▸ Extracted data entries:
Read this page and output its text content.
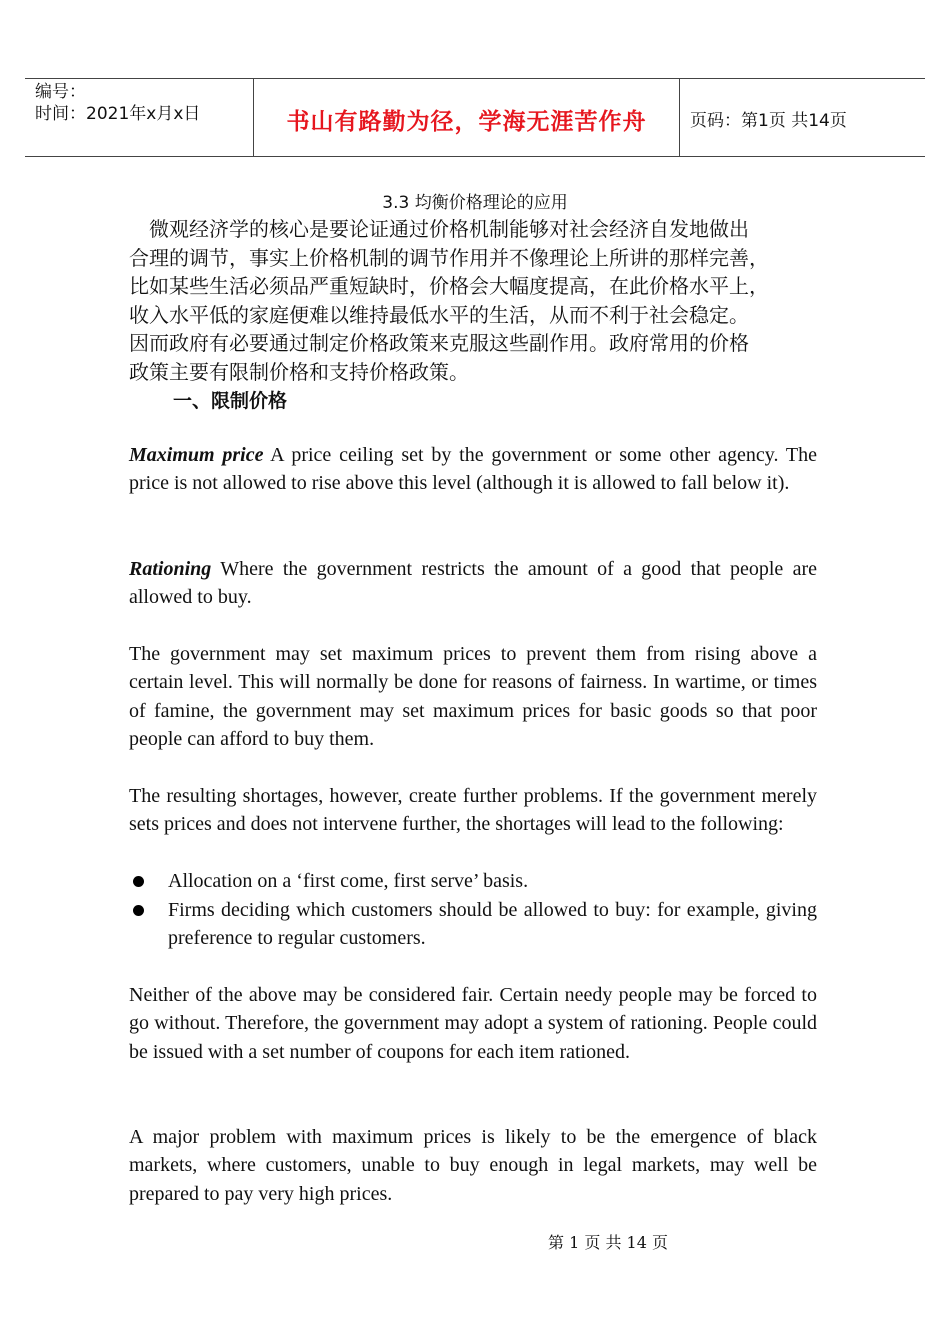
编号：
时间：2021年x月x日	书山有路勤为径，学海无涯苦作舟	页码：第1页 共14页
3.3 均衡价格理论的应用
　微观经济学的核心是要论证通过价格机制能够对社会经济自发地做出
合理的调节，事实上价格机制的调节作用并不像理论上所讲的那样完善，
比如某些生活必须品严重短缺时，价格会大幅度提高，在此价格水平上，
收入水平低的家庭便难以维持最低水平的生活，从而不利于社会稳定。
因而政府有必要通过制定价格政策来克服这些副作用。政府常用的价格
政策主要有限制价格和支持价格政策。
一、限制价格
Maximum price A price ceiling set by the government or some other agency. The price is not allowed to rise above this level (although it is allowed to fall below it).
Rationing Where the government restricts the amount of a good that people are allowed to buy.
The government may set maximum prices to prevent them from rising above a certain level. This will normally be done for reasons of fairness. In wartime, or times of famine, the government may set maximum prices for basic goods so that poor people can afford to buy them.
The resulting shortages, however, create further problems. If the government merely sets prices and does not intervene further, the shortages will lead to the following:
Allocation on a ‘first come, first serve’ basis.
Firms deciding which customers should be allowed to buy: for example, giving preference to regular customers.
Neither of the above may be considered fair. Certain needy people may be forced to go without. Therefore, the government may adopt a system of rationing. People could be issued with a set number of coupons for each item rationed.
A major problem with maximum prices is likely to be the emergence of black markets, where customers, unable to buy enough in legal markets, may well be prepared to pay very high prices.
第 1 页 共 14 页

▸ Direction: Identify all lines where the word "above" shows up. Copy them.

▸ Answer below:
Maximum price A price ceiling set by the government or some other agency. The price is not allowed to rise above this level (although it is allowed to fall below it).
The government may set maximum prices to prevent them from rising above a certain level. This will normally be done for reasons of fairness. In wartime, or times of famine, the government may set maximum prices for basic goods so that poor people can afford to buy them.
Neither of the above may be considered fair. Certain needy people may be forced to go without. Therefore, the government may adopt a system of rationing. People could be issued with a set number of coupons for each item rationed.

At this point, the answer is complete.